Data entries —
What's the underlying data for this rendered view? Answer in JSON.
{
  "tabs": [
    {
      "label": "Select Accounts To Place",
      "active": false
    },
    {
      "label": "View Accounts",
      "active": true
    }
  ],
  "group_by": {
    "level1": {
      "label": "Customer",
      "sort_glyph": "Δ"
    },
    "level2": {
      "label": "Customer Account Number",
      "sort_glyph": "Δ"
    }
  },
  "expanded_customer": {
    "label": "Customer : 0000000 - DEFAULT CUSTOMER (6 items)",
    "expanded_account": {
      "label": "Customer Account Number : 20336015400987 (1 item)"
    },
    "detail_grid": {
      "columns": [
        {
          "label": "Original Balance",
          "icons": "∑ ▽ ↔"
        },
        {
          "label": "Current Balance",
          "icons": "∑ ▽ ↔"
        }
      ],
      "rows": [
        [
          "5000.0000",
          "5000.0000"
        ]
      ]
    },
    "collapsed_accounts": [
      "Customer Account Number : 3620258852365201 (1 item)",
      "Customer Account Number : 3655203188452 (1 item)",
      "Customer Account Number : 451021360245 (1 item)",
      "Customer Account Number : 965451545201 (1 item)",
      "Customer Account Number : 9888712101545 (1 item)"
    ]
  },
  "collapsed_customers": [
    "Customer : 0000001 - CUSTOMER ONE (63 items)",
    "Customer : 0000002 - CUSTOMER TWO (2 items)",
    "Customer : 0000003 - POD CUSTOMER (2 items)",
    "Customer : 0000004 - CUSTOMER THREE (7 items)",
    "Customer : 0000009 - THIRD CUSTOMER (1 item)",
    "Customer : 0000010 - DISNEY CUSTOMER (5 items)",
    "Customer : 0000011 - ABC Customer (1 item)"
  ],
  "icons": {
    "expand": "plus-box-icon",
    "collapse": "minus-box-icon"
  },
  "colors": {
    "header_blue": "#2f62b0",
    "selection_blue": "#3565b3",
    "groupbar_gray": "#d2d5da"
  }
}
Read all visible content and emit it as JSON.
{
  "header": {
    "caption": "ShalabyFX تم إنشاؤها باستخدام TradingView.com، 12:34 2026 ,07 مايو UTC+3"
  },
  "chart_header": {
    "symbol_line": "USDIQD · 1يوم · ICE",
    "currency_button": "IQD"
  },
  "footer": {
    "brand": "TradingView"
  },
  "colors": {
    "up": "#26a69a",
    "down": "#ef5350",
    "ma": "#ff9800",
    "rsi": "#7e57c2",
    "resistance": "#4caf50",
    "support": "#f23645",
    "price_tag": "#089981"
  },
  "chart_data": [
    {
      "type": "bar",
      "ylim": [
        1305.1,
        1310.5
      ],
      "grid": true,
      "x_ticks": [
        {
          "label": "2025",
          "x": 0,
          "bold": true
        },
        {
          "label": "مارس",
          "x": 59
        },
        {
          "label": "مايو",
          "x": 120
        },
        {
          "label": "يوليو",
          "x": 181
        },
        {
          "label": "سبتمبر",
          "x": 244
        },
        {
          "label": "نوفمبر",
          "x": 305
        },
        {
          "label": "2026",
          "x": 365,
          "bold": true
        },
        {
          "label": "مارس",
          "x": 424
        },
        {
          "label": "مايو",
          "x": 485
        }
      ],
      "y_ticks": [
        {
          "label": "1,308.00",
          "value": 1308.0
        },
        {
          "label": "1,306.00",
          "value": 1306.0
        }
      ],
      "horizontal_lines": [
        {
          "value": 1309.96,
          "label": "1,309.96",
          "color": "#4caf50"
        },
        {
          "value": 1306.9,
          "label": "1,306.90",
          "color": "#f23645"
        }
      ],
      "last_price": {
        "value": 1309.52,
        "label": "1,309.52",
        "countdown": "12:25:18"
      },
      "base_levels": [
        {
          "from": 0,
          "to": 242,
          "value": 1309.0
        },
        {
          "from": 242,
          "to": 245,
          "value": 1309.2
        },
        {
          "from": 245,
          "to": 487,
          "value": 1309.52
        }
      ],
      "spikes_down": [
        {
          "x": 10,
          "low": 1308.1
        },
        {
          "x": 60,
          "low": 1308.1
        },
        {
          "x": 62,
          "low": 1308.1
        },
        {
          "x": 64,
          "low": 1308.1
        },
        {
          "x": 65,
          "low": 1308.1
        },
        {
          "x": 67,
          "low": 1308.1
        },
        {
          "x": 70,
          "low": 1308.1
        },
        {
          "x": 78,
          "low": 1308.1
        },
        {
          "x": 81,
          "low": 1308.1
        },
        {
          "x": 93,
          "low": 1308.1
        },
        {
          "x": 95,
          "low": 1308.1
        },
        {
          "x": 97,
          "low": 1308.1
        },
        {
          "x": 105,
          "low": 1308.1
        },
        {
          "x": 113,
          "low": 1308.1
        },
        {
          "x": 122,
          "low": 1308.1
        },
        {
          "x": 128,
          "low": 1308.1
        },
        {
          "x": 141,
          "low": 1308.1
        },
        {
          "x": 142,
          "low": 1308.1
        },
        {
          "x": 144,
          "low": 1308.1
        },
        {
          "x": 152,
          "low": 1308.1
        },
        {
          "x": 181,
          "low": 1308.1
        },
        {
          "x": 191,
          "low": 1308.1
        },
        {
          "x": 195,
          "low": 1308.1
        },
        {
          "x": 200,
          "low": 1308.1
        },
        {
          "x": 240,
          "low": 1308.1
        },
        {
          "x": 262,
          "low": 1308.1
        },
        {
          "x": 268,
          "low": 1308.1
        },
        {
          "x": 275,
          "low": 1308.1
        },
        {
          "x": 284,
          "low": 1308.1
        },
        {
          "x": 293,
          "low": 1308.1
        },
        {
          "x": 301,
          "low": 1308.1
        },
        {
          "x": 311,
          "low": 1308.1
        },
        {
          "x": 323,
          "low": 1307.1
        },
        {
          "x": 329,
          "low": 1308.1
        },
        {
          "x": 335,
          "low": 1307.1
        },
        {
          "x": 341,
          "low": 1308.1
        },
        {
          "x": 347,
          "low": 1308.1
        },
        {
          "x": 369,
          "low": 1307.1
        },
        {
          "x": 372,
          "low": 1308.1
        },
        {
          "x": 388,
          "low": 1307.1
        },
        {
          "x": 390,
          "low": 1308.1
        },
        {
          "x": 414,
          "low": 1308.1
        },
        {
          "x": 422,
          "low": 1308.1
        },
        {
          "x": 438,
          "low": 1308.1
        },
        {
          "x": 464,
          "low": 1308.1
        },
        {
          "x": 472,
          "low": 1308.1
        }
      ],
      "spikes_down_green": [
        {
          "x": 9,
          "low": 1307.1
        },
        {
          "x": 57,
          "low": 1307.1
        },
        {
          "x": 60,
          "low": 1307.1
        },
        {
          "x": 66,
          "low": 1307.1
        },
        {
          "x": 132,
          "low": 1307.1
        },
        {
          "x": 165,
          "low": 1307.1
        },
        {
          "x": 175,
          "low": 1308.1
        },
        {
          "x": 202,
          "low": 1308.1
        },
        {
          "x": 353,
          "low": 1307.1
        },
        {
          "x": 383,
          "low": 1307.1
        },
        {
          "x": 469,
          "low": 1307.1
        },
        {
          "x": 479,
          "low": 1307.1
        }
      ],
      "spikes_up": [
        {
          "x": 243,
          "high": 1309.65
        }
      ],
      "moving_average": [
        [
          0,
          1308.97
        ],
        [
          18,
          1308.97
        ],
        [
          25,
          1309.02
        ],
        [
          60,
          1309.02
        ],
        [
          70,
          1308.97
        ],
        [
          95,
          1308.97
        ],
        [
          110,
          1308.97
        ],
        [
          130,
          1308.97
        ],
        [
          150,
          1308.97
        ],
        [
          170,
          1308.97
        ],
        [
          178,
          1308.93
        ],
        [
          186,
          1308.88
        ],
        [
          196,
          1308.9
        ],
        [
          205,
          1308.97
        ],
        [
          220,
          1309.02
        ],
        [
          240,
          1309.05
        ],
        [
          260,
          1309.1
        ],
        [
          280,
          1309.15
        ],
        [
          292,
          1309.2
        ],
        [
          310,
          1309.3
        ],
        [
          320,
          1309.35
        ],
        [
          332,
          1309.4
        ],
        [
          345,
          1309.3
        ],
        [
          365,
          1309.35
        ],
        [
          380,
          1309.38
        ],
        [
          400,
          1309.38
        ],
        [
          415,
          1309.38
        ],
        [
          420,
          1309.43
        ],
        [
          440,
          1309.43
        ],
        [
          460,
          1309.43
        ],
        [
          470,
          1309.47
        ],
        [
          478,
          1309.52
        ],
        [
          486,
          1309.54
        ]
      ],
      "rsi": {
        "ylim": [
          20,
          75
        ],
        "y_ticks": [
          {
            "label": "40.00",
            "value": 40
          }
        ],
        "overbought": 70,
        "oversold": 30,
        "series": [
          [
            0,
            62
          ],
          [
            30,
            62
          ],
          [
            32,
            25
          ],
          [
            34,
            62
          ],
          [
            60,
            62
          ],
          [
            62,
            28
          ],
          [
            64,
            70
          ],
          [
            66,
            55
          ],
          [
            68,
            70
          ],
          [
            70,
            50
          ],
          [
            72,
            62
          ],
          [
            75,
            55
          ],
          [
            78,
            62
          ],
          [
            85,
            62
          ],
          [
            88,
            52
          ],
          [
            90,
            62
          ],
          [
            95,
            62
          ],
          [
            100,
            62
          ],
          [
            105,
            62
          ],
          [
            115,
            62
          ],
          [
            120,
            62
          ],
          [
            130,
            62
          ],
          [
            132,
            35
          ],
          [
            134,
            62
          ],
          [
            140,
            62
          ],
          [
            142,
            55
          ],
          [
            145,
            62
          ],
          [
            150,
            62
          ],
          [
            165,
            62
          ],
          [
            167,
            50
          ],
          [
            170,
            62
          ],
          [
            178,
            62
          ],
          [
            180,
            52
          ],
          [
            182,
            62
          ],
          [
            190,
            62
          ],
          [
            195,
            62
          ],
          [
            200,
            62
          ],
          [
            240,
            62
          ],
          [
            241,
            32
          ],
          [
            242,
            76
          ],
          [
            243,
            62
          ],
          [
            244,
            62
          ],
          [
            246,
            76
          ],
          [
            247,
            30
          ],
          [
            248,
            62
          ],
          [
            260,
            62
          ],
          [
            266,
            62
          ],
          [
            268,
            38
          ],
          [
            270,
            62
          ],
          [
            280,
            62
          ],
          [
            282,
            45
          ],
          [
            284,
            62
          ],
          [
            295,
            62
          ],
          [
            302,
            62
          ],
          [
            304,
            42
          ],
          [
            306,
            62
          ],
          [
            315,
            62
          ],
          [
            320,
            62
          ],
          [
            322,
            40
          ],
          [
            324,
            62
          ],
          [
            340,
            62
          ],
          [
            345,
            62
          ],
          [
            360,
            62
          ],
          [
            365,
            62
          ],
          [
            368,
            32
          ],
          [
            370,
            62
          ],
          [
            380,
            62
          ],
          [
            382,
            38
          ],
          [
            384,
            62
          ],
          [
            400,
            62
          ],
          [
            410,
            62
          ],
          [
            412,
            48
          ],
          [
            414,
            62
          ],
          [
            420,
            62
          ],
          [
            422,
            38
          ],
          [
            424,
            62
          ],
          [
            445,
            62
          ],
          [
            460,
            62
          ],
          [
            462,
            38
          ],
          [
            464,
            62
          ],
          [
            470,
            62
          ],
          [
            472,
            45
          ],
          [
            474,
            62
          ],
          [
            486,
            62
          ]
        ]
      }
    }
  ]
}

YOUR GOAL — Scan the material above for the word "Balance". Copy each line where it occurs.

SOLVED EXERCISE —
          "label": "Original Balance",
          "label": "Current Balance",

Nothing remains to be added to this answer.